* **Exercise goal**:
Go through the material below and copy each line where the word "助力低空经济行业成长壮大" appears.

* **Task data**:
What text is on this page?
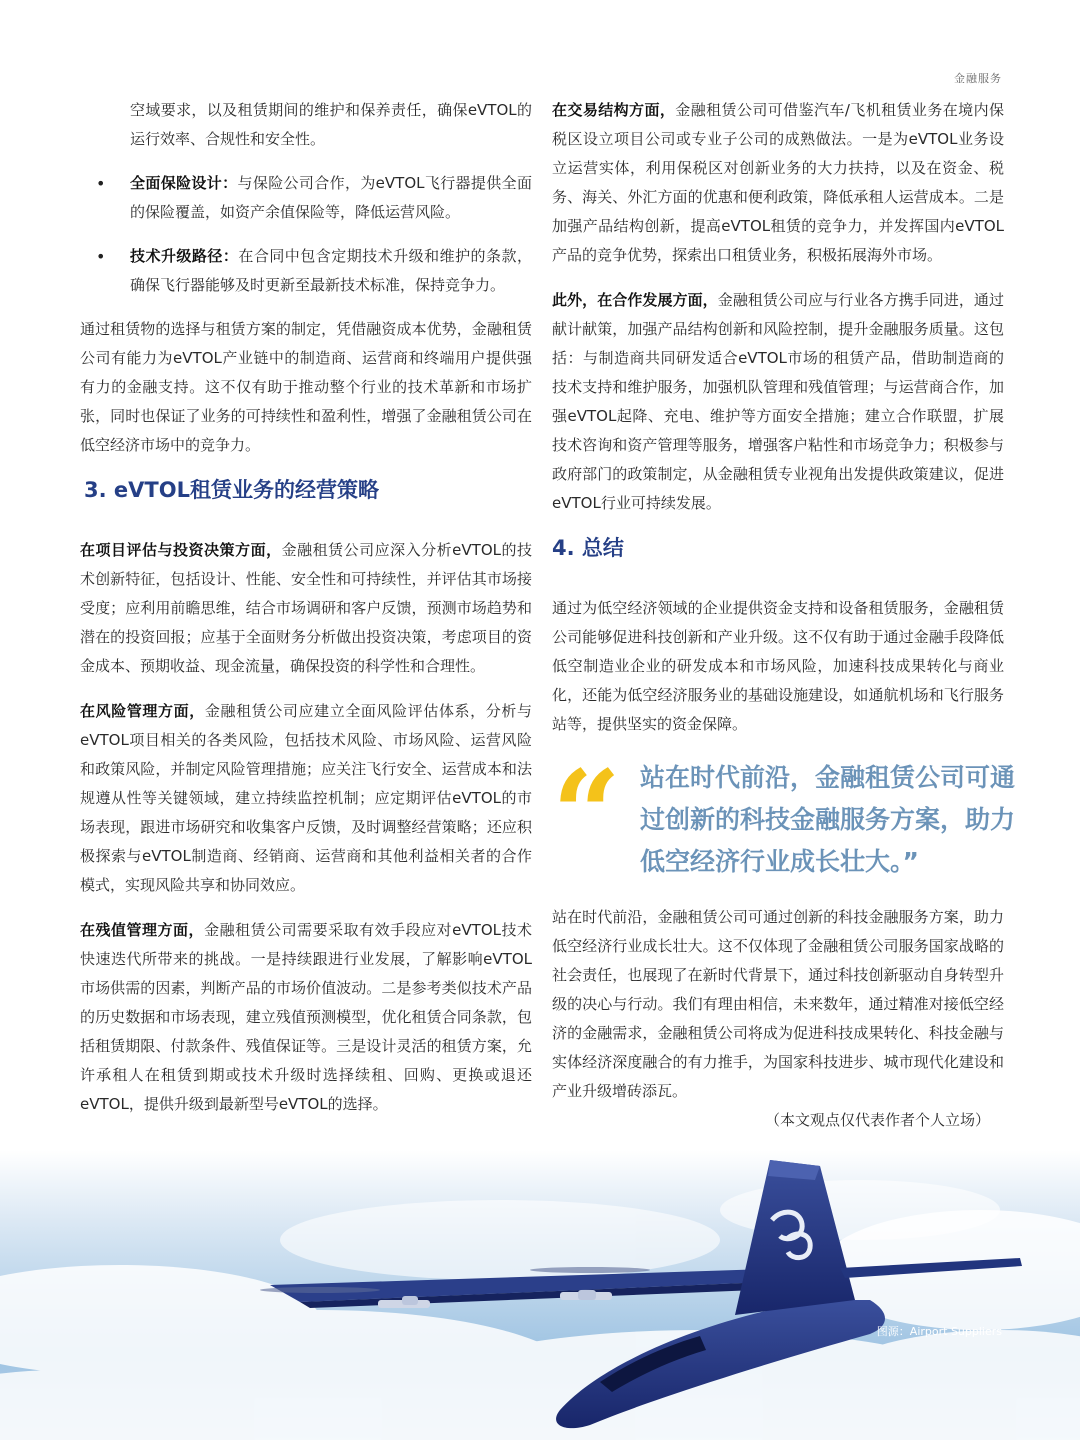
金融服务

空域要求，以及租赁期间的维护和保养责任，确保eVTOL的运行效率、合规性和安全性。

• 全面保险设计：与保险公司合作，为eVTOL飞行器提供全面的保险覆盖，如资产余值保险等，降低运营风险。

• 技术升级路径：在合同中包含定期技术升级和维护的条款，确保飞行器能够及时更新至最新技术标准，保持竞争力。

通过租赁物的选择与租赁方案的制定，凭借融资成本优势，金融租赁公司有能力为eVTOL产业链中的制造商、运营商和终端用户提供强有力的金融支持。这不仅有助于推动整个行业的技术革新和市场扩张，同时也保证了业务的可持续性和盈利性，增强了金融租赁公司在低空经济市场中的竞争力。

3. eVTOL租赁业务的经营策略

在项目评估与投资决策方面，金融租赁公司应深入分析eVTOL的技术创新特征，包括设计、性能、安全性和可持续性，并评估其市场接受度；应利用前瞻思维，结合市场调研和客户反馈，预测市场趋势和潜在的投资回报；应基于全面财务分析做出投资决策，考虑项目的资金成本、预期收益、现金流量，确保投资的科学性和合理性。

在风险管理方面，金融租赁公司应建立全面风险评估体系，分析与eVTOL项目相关的各类风险，包括技术风险、市场风险、运营风险和政策风险，并制定风险管理措施；应关注飞行安全、运营成本和法规遵从性等关键领域，建立持续监控机制；应定期评估eVTOL的市场表现，跟进市场研究和收集客户反馈，及时调整经营策略；还应积极探索与eVTOL制造商、经销商、运营商和其他利益相关者的合作模式，实现风险共享和协同效应。

在残值管理方面，金融租赁公司需要采取有效手段应对eVTOL技术快速迭代所带来的挑战。一是持续跟进行业发展，了解影响eVTOL市场供需的因素，判断产品的市场价值波动。二是参考类似技术产品的历史数据和市场表现，建立残值预测模型，优化租赁合同条款，包括租赁期限、付款条件、残值保证等。三是设计灵活的租赁方案，允许承租人在租赁到期或技术升级时选择续租、回购、更换或退还eVTOL，提供升级到最新型号eVTOL的选择。

在交易结构方面，金融租赁公司可借鉴汽车/飞机租赁业务在境内保税区设立项目公司或专业子公司的成熟做法。一是为eVTOL业务设立运营实体，利用保税区对创新业务的大力扶持，以及在资金、税务、海关、外汇方面的优惠和便利政策，降低承租人运营成本。二是加强产品结构创新，提高eVTOL租赁的竞争力，并发挥国内eVTOL产品的竞争优势，探索出口租赁业务，积极拓展海外市场。

此外，在合作发展方面，金融租赁公司应与行业各方携手同进，通过献计献策，加强产品结构创新和风险控制，提升金融服务质量。这包括：与制造商共同研发适合eVTOL市场的租赁产品，借助制造商的技术支持和维护服务，加强机队管理和残值管理；与运营商合作，加强eVTOL起降、充电、维护等方面安全措施；建立合作联盟，扩展技术咨询和资产管理等服务，增强客户粘性和市场竞争力；积极参与政府部门的政策制定，从金融租赁专业视角出发提供政策建议，促进eVTOL行业可持续发展。

4. 总结

通过为低空经济领域的企业提供资金支持和设备租赁服务，金融租赁公司能够促进科技创新和产业升级。这不仅有助于通过金融手段降低低空制造业企业的研发成本和市场风险，加速科技成果转化与商业化，还能为低空经济服务业的基础设施建设，如通航机场和飞行服务站等，提供坚实的资金保障。

“ 站在时代前沿，金融租赁公司可通过创新的科技金融服务方案，助力低空经济行业成长壮大。”

站在时代前沿，金融租赁公司可通过创新的科技金融服务方案，助力低空经济行业成长壮大。这不仅体现了金融租赁公司服务国家战略的社会责任，也展现了在新时代背景下，通过科技创新驱动自身转型升级的决心与行动。我们有理由相信，未来数年，通过精准对接低空经济的金融需求，金融租赁公司将成为促进科技成果转化、科技金融与实体经济深度融合的有力推手，为国家科技进步、城市现代化建设和产业升级增砖添瓦。

（本文观点仅代表作者个人立场）

图源：Airport Suppliers
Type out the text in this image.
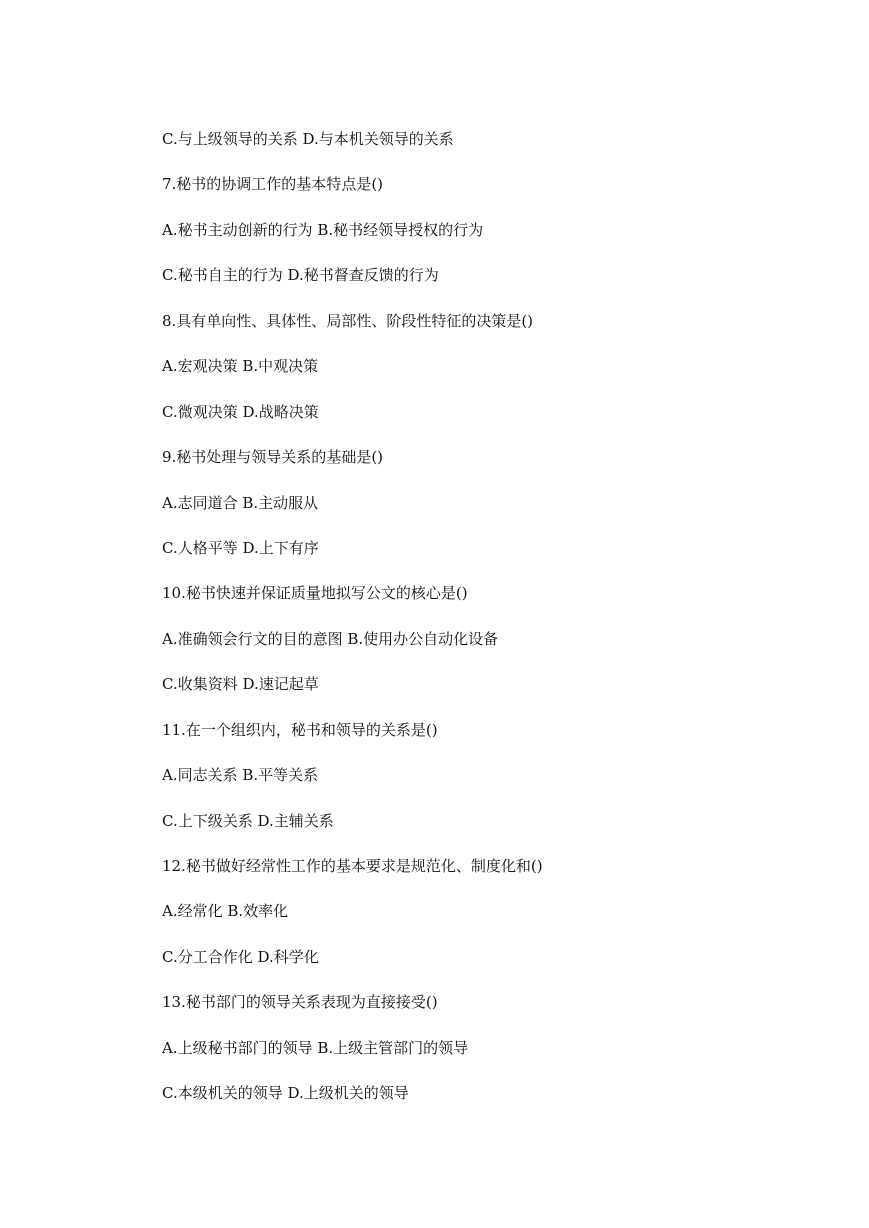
C.与上级领导的关系 D.与本机关领导的关系
7.秘书的协调工作的基本特点是()
A.秘书主动创新的行为 B.秘书经领导授权的行为
C.秘书自主的行为 D.秘书督查反馈的行为
8.具有单向性、具体性、局部性、阶段性特征的决策是()
A.宏观决策 B.中观决策
C.微观决策 D.战略决策
9.秘书处理与领导关系的基础是()
A.志同道合 B.主动服从
C.人格平等 D.上下有序
10.秘书快速并保证质量地拟写公文的核心是()
A.准确领会行文的目的意图 B.使用办公自动化设备
C.收集资料 D.速记起草
11.在一个组织内，秘书和领导的关系是()
A.同志关系 B.平等关系
C.上下级关系 D.主辅关系
12.秘书做好经常性工作的基本要求是规范化、制度化和()
A.经常化 B.效率化
C.分工合作化 D.科学化
13.秘书部门的领导关系表现为直接接受()
A.上级秘书部门的领导 B.上级主管部门的领导
C.本级机关的领导 D.上级机关的领导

* **Answer to the problem**:
“ 站在时代前沿，金融租赁公司可通过创新的科技金融服务方案，助力低空经济行业成长壮大。”
站在时代前沿，金融租赁公司可通过创新的科技金融服务方案，助力低空经济行业成长壮大。这不仅体现了金融租赁公司服务国家战略的社会责任，也展现了在新时代背景下，通过科技创新驱动自身转型升级的决心与行动。我们有理由相信，未来数年，通过精准对接低空经济的金融需求，金融租赁公司将成为促进科技成果转化、科技金融与实体经济深度融合的有力推手，为国家科技进步、城市现代化建设和产业升级增砖添瓦。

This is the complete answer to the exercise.